-------- INFORMATION SUPPLIED

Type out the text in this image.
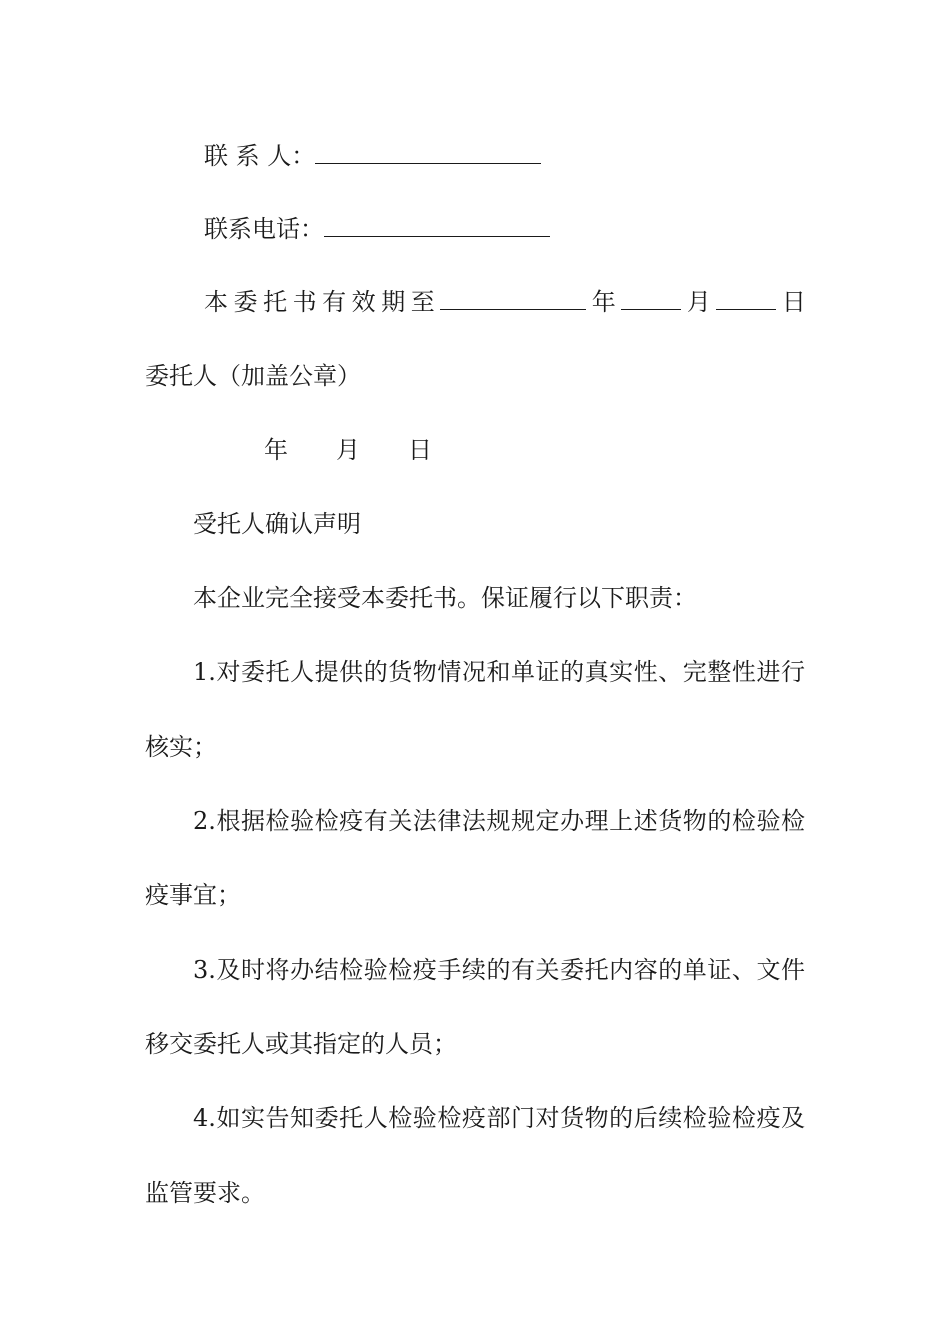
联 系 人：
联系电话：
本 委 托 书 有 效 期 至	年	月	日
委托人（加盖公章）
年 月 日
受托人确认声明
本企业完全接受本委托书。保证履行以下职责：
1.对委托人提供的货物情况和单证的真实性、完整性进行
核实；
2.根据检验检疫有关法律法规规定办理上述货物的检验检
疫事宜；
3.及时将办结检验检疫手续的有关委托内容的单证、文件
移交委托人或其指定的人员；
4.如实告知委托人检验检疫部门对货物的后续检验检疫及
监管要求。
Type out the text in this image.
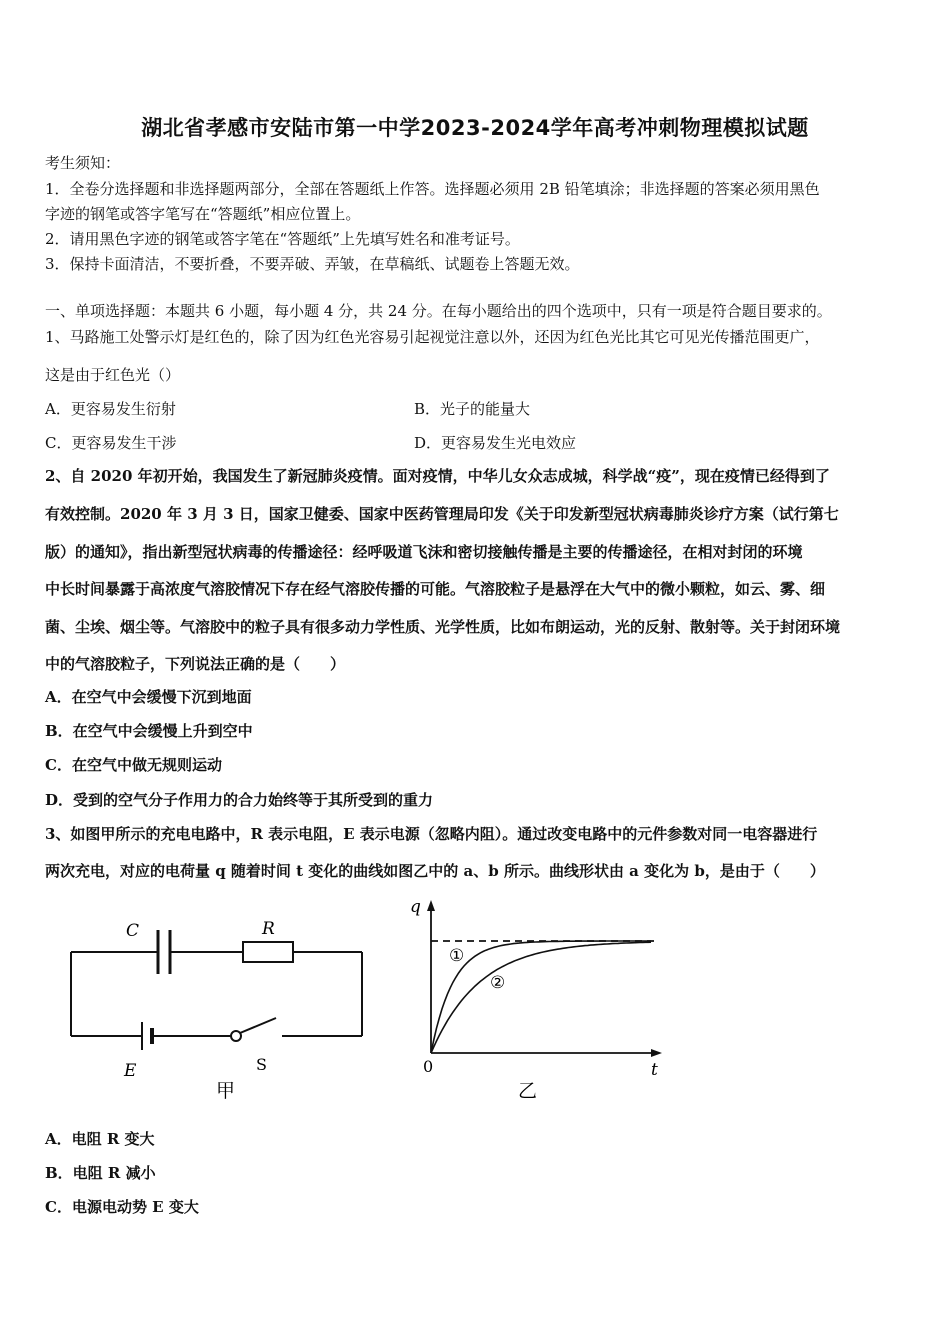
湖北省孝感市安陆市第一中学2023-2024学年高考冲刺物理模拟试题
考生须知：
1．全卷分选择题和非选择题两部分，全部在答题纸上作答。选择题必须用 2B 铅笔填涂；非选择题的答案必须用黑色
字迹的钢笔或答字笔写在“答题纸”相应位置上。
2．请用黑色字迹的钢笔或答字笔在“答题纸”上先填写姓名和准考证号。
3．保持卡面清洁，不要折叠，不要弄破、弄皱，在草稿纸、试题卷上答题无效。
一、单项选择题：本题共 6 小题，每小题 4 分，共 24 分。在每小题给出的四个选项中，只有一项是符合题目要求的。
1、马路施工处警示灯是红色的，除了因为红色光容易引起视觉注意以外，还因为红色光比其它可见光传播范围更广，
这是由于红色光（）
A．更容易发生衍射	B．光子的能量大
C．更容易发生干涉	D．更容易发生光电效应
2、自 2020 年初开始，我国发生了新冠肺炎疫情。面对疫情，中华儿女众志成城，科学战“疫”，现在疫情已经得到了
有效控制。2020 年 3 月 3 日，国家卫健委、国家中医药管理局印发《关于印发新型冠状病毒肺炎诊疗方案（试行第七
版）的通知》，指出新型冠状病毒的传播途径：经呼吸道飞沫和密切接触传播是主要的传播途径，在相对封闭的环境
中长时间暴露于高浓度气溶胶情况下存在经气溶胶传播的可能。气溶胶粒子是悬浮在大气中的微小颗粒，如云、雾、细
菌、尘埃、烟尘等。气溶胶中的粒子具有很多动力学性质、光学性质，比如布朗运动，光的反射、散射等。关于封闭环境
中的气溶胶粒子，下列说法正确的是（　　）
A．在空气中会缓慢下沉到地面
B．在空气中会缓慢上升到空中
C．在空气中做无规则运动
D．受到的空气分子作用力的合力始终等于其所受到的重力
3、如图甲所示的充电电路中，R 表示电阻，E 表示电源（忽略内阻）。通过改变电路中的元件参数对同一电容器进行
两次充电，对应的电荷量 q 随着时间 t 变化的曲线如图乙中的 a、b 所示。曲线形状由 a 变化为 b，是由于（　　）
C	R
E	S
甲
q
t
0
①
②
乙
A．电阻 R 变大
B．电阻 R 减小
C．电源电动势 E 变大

----------------

> [DIRECTION]:
Copy every line above word for word and exclude the pictures.

> [RESULT OF THIS TASK]:
Type out the text in this image.
联 系 人：
联系电话：
本 委 托 书 有 效 期 至	年	月	日
委托人（加盖公章）
年 月 日
受托人确认声明
本企业完全接受本委托书。保证履行以下职责：
1.对委托人提供的货物情况和单证的真实性、完整性进行
核实；
2.根据检验检疫有关法律法规规定办理上述货物的检验检
疫事宜；
3.及时将办结检验检疫手续的有关委托内容的单证、文件
移交委托人或其指定的人员；
4.如实告知委托人检验检疫部门对货物的后续检验检疫及
监管要求。
Type out the text in this image.
湖北省孝感市安陆市第一中学2023-2024学年高考冲刺物理模拟试题
考生须知：
1．全卷分选择题和非选择题两部分，全部在答题纸上作答。选择题必须用 2B 铅笔填涂；非选择题的答案必须用黑色
字迹的钢笔或答字笔写在“答题纸”相应位置上。
2．请用黑色字迹的钢笔或答字笔在“答题纸”上先填写姓名和准考证号。
3．保持卡面清洁，不要折叠，不要弄破、弄皱，在草稿纸、试题卷上答题无效。
一、单项选择题：本题共 6 小题，每小题 4 分，共 24 分。在每小题给出的四个选项中，只有一项是符合题目要求的。
1、马路施工处警示灯是红色的，除了因为红色光容易引起视觉注意以外，还因为红色光比其它可见光传播范围更广，
这是由于红色光（）
A．更容易发生衍射	B．光子的能量大
C．更容易发生干涉	D．更容易发生光电效应
2、自 2020 年初开始，我国发生了新冠肺炎疫情。面对疫情，中华儿女众志成城，科学战“疫”，现在疫情已经得到了
有效控制。2020 年 3 月 3 日，国家卫健委、国家中医药管理局印发《关于印发新型冠状病毒肺炎诊疗方案（试行第七
版）的通知》，指出新型冠状病毒的传播途径：经呼吸道飞沫和密切接触传播是主要的传播途径，在相对封闭的环境
中长时间暴露于高浓度气溶胶情况下存在经气溶胶传播的可能。气溶胶粒子是悬浮在大气中的微小颗粒，如云、雾、细
菌、尘埃、烟尘等。气溶胶中的粒子具有很多动力学性质、光学性质，比如布朗运动，光的反射、散射等。关于封闭环境
中的气溶胶粒子，下列说法正确的是（　　）
A．在空气中会缓慢下沉到地面
B．在空气中会缓慢上升到空中
C．在空气中做无规则运动
D．受到的空气分子作用力的合力始终等于其所受到的重力
3、如图甲所示的充电电路中，R 表示电阻，E 表示电源（忽略内阻）。通过改变电路中的元件参数对同一电容器进行
两次充电，对应的电荷量 q 随着时间 t 变化的曲线如图乙中的 a、b 所示。曲线形状由 a 变化为 b，是由于（　　）
C	R
E	S
甲
q
t
0
①
②
乙
A．电阻 R 变大
B．电阻 R 减小
C．电源电动势 E 变大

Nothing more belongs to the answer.